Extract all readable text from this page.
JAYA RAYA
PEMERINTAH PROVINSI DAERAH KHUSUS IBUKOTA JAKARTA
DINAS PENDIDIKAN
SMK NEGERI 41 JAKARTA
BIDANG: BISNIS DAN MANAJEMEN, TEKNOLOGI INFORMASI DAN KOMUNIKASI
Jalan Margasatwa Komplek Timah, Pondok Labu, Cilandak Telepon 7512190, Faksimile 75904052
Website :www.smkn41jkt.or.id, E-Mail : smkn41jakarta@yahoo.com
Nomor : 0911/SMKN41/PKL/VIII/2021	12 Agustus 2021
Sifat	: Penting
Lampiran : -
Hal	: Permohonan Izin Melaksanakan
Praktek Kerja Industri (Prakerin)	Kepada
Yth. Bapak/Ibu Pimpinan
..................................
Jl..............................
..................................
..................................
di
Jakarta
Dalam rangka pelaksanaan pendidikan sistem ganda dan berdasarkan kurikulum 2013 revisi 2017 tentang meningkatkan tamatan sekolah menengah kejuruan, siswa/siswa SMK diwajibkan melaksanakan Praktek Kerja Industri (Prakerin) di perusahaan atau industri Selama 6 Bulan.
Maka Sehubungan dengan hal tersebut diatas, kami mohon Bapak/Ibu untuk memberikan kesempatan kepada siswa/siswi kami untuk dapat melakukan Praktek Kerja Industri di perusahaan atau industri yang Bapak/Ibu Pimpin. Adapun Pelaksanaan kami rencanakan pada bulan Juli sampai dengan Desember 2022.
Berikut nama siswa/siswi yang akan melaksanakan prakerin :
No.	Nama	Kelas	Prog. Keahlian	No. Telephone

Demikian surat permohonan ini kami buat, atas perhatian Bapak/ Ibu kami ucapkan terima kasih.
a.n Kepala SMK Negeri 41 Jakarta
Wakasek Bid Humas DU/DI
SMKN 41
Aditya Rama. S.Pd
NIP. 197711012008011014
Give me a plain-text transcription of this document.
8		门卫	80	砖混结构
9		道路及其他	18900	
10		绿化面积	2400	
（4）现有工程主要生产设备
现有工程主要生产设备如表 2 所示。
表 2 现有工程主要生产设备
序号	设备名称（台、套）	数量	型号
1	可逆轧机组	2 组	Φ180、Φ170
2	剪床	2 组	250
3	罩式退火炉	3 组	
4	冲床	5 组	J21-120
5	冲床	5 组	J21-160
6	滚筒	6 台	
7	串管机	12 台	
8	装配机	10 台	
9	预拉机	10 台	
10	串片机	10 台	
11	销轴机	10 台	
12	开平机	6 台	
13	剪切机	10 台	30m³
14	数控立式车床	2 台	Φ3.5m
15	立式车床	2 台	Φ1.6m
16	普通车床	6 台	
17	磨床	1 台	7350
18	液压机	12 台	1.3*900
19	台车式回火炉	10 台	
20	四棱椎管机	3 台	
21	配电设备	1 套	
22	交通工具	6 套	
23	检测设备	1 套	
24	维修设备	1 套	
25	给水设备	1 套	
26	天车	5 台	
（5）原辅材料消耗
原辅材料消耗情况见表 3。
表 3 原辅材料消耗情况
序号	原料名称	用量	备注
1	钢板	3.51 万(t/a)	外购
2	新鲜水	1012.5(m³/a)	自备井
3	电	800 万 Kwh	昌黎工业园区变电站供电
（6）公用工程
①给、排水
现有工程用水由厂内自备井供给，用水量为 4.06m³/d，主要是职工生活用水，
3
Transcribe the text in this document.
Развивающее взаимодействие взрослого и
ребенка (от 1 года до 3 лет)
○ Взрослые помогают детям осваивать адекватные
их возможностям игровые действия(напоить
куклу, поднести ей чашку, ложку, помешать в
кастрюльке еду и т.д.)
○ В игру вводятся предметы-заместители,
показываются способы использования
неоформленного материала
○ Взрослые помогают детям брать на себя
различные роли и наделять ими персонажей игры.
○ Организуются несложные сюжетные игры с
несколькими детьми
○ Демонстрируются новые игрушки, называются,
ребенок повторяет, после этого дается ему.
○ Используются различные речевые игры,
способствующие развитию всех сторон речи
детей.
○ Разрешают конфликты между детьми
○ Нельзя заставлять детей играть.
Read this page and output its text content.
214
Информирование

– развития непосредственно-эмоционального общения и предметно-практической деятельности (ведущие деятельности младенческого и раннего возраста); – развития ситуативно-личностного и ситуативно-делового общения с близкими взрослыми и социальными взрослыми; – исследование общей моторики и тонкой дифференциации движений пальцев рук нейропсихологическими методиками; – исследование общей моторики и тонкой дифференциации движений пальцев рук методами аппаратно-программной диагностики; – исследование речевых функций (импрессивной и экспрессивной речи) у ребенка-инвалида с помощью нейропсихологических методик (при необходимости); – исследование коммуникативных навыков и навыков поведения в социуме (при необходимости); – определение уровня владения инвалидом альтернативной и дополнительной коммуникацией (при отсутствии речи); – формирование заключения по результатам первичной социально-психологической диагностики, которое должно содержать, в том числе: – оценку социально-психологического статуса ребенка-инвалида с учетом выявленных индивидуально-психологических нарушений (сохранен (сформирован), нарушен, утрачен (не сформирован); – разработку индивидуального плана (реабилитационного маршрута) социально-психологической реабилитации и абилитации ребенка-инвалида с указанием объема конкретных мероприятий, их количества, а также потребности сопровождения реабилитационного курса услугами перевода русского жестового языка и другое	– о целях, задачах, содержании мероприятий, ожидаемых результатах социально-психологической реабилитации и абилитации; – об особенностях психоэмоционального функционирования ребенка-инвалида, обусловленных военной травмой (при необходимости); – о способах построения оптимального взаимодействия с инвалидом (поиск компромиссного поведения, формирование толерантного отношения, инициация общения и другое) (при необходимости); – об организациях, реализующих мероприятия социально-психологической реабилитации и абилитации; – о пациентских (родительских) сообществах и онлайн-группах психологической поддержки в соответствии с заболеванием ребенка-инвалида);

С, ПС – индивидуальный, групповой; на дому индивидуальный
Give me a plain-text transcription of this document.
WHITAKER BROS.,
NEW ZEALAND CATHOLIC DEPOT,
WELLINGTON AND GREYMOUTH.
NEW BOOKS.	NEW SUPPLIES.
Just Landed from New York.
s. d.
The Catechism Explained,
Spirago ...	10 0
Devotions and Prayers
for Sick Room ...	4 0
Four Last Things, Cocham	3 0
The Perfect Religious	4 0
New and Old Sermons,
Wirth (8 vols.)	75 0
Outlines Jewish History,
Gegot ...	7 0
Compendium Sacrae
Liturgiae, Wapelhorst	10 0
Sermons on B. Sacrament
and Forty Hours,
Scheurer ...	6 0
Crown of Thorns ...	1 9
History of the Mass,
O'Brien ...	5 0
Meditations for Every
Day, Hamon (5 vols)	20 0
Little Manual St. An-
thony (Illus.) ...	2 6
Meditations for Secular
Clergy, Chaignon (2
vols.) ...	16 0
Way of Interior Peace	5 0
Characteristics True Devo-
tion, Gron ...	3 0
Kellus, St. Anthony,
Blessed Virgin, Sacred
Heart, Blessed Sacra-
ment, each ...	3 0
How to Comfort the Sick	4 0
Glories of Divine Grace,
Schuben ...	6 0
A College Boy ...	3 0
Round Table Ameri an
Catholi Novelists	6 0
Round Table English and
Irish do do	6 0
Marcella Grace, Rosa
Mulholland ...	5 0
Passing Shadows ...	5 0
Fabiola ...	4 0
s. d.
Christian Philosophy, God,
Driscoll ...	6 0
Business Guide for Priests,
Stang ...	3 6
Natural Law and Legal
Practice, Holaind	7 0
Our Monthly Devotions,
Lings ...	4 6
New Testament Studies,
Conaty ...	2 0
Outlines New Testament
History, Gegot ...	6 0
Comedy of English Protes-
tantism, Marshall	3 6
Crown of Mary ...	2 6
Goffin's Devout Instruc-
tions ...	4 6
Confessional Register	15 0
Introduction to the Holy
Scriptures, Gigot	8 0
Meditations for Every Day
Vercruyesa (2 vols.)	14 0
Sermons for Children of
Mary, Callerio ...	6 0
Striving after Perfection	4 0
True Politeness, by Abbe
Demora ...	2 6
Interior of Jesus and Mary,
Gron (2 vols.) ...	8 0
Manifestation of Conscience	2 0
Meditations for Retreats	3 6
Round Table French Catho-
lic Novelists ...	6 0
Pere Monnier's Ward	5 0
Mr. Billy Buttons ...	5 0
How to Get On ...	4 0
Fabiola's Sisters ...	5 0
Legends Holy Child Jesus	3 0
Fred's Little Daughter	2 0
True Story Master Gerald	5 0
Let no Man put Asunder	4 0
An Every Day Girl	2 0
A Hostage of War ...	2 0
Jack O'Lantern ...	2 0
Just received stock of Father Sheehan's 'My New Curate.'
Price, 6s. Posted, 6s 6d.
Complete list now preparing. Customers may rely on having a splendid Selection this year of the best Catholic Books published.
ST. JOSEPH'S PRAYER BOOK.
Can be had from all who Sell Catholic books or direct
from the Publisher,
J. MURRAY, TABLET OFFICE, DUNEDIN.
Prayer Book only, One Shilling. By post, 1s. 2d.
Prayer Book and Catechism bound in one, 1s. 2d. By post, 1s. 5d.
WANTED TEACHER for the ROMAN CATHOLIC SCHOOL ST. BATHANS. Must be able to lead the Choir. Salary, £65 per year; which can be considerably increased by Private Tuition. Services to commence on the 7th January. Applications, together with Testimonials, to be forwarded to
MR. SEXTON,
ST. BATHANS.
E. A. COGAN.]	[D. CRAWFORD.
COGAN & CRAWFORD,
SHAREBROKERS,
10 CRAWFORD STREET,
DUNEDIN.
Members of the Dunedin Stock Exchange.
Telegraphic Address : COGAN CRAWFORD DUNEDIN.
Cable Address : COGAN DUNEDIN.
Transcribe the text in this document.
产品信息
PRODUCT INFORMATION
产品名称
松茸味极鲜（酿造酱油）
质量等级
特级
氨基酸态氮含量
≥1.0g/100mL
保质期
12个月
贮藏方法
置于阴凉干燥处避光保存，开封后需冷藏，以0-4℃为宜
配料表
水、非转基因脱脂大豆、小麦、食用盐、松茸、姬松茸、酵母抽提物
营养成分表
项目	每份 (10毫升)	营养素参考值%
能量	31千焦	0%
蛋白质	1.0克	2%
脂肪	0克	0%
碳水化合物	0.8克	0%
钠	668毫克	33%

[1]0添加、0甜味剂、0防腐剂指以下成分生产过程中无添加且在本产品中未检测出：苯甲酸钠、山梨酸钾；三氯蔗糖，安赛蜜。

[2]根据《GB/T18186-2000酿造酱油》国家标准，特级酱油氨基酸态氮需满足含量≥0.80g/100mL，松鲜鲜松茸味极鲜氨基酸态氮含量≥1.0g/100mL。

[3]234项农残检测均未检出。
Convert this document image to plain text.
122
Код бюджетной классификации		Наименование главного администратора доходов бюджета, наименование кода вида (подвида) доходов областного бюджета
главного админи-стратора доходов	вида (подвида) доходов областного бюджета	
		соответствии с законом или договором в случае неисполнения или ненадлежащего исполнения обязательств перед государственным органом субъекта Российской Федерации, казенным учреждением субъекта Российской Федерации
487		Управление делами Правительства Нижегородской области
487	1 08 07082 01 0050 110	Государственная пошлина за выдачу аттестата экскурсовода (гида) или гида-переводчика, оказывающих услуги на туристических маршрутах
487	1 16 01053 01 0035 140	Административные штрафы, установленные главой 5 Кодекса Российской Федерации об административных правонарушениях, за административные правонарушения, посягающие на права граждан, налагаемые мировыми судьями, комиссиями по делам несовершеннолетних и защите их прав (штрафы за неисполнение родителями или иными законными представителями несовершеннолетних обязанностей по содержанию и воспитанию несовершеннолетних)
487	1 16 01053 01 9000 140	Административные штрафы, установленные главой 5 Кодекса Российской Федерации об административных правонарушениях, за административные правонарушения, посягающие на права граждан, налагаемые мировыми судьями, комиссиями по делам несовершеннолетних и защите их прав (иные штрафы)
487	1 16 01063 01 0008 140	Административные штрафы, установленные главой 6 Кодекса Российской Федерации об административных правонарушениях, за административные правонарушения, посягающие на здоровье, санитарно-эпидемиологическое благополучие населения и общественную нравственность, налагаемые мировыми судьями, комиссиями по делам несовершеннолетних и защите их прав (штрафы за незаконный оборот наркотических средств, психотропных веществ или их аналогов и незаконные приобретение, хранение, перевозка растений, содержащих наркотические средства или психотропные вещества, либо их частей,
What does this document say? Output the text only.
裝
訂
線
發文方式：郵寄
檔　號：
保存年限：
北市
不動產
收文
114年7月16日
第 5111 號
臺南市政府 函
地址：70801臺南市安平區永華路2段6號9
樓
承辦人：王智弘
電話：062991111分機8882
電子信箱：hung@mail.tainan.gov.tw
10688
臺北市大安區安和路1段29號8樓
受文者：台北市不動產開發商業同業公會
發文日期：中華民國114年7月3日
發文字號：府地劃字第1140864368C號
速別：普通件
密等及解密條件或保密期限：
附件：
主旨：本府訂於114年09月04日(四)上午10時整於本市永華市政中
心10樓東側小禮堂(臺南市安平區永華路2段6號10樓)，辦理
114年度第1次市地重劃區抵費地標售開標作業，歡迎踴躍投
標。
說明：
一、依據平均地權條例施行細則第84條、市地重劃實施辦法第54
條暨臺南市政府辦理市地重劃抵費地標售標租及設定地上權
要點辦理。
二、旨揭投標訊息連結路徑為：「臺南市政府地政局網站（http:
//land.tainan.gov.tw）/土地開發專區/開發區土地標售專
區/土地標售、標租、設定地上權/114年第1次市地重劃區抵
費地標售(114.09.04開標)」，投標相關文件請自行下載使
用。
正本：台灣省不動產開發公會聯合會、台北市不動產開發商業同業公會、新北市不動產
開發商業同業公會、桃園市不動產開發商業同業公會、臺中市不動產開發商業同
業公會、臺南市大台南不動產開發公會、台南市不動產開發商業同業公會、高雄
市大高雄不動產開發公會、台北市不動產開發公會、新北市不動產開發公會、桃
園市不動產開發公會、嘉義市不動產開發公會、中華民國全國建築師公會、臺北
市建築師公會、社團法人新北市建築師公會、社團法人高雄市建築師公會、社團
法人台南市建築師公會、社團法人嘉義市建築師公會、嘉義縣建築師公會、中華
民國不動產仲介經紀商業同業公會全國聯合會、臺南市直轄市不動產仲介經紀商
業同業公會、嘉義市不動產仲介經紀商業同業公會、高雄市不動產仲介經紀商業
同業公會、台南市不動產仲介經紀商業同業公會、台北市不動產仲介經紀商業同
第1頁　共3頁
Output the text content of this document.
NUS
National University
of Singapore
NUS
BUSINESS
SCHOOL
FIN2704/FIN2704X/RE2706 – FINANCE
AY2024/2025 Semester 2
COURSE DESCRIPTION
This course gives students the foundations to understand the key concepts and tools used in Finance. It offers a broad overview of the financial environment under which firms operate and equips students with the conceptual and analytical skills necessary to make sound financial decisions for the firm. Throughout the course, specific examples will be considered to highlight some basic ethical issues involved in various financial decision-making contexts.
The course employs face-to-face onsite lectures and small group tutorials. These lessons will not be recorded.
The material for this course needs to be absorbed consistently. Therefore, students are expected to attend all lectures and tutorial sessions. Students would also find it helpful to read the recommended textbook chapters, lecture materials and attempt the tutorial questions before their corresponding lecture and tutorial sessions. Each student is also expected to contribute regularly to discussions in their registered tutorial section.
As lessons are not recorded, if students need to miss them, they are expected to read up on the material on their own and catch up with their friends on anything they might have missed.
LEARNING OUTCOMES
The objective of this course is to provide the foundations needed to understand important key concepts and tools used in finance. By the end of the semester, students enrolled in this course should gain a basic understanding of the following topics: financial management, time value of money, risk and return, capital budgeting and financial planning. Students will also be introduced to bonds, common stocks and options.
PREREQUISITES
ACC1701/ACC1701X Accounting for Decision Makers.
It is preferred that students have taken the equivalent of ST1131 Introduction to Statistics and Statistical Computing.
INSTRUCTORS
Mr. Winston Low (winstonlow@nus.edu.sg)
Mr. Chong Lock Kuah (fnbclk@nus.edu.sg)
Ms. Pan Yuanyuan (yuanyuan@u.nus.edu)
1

-----

▶ To do
Scan the material above for the word "vols". Copy each line where it occurs.

▶ Task result
Wirth (8 vols.)	75 0
Day, Hamon (5 vols)	20 0
vols.) ...	16 0
Vercruyesa (2 vols.)	14 0
Gron (2 vols.) ...	8 0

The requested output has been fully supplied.